■ **ENTRIES SUPPLIED**:
▽

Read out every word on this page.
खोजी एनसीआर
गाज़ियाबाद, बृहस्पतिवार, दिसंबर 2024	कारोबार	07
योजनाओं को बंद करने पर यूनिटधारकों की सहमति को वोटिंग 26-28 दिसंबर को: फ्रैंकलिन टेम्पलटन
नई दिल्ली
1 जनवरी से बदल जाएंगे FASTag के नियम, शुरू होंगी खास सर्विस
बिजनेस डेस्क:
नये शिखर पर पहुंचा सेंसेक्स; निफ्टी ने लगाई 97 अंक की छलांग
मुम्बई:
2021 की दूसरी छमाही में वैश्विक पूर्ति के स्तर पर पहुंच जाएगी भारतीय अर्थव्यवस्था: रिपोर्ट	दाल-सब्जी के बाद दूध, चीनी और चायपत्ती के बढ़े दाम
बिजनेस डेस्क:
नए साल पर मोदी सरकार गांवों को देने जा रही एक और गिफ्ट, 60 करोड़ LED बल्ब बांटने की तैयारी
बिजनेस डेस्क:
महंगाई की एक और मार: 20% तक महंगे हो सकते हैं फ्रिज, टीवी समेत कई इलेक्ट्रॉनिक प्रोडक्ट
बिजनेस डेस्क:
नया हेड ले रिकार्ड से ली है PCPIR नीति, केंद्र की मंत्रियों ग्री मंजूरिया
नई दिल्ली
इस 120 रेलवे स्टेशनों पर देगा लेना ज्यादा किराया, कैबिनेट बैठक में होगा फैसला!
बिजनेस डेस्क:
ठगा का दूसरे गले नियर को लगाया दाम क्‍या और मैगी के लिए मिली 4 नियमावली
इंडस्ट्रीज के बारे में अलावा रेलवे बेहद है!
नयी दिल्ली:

△
▽

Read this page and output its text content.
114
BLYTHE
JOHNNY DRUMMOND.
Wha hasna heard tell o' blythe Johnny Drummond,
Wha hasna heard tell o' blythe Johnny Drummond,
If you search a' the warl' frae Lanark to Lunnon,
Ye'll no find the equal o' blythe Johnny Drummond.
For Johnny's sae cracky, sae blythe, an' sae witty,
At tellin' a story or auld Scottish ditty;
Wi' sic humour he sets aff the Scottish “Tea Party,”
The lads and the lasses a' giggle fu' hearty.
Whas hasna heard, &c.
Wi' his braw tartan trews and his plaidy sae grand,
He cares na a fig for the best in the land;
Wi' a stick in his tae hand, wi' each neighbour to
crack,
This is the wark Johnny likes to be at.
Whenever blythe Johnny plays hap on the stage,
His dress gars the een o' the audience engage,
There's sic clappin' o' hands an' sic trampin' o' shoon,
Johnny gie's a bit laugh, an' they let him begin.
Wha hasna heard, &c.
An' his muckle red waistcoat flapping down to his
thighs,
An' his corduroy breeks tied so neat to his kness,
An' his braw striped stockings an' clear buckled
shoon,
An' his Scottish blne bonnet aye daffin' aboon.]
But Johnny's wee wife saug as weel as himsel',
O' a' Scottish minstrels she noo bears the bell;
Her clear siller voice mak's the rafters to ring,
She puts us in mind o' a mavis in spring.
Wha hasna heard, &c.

△

■ **EXERCISE DESCRIPTION**:
Pick out the lines that include the word "braw" and write them out.

■ **OUTPUT FOR THIS TASK**:
Wi' his braw tartan trews and his plaidy sae grand,
An' his braw striped stockings an' clear buckled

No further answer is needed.